• **Input**
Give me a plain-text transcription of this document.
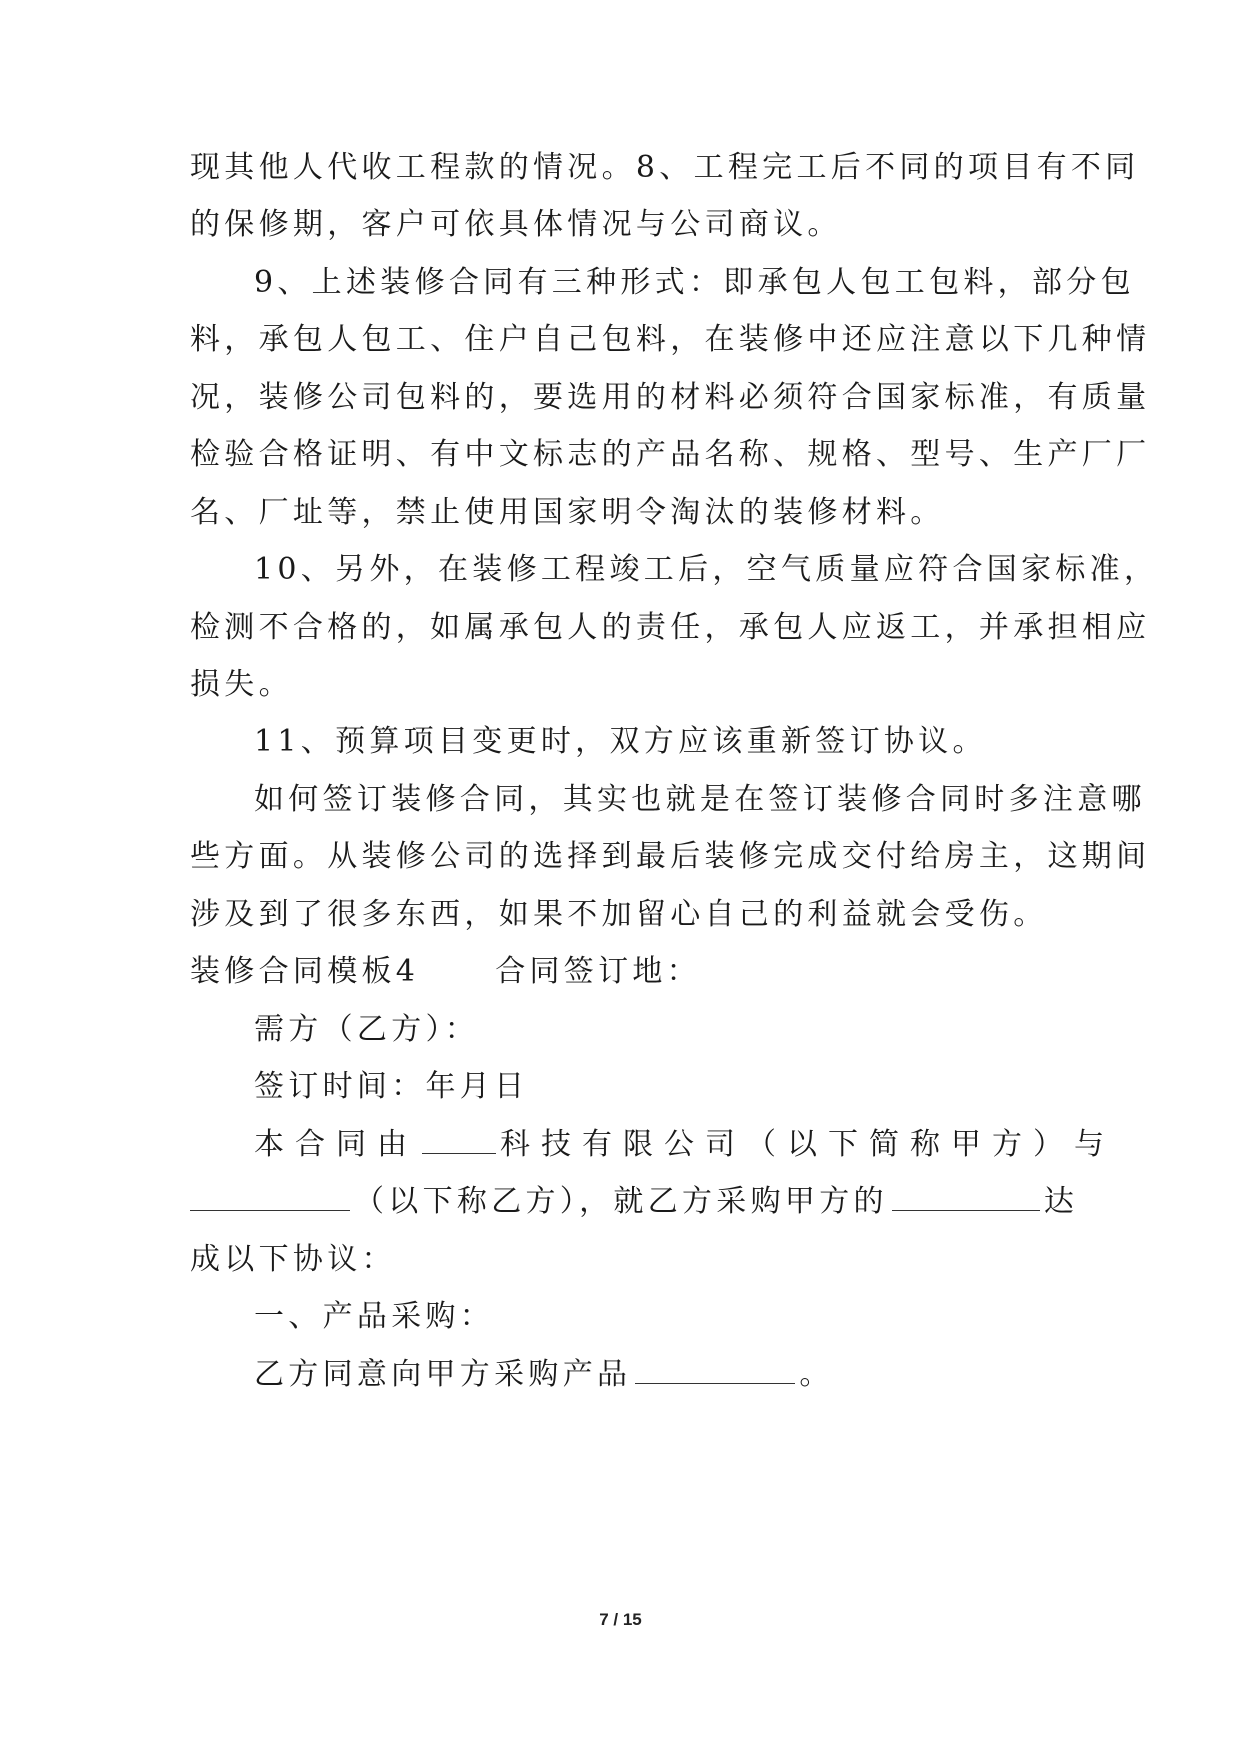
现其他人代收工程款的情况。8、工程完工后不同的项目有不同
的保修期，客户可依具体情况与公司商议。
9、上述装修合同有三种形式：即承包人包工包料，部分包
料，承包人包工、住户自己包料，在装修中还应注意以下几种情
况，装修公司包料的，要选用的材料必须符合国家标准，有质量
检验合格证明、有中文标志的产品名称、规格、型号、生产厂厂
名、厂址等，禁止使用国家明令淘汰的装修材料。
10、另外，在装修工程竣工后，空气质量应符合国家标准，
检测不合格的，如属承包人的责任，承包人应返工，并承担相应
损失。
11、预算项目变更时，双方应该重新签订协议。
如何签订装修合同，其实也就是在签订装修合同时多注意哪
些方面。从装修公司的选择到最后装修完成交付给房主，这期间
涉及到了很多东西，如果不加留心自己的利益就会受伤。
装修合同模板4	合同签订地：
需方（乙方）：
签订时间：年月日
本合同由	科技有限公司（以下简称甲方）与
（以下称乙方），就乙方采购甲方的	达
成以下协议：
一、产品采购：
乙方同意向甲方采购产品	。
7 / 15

• **Exercise details**
Leave out the pictures, and give all the records again exactly.

• **Final result**
Give me a plain-text transcription of this document.
现其他人代收工程款的情况。8、工程完工后不同的项目有不同
的保修期，客户可依具体情况与公司商议。
9、上述装修合同有三种形式：即承包人包工包料，部分包
料，承包人包工、住户自己包料，在装修中还应注意以下几种情
况，装修公司包料的，要选用的材料必须符合国家标准，有质量
检验合格证明、有中文标志的产品名称、规格、型号、生产厂厂
名、厂址等，禁止使用国家明令淘汰的装修材料。
10、另外，在装修工程竣工后，空气质量应符合国家标准，
检测不合格的，如属承包人的责任，承包人应返工，并承担相应
损失。
11、预算项目变更时，双方应该重新签订协议。
如何签订装修合同，其实也就是在签订装修合同时多注意哪
些方面。从装修公司的选择到最后装修完成交付给房主，这期间
涉及到了很多东西，如果不加留心自己的利益就会受伤。
装修合同模板4	合同签订地：
需方（乙方）：
签订时间：年月日
本合同由	科技有限公司（以下简称甲方）与
（以下称乙方），就乙方采购甲方的	达
成以下协议：
一、产品采购：
乙方同意向甲方采购产品	。
7 / 15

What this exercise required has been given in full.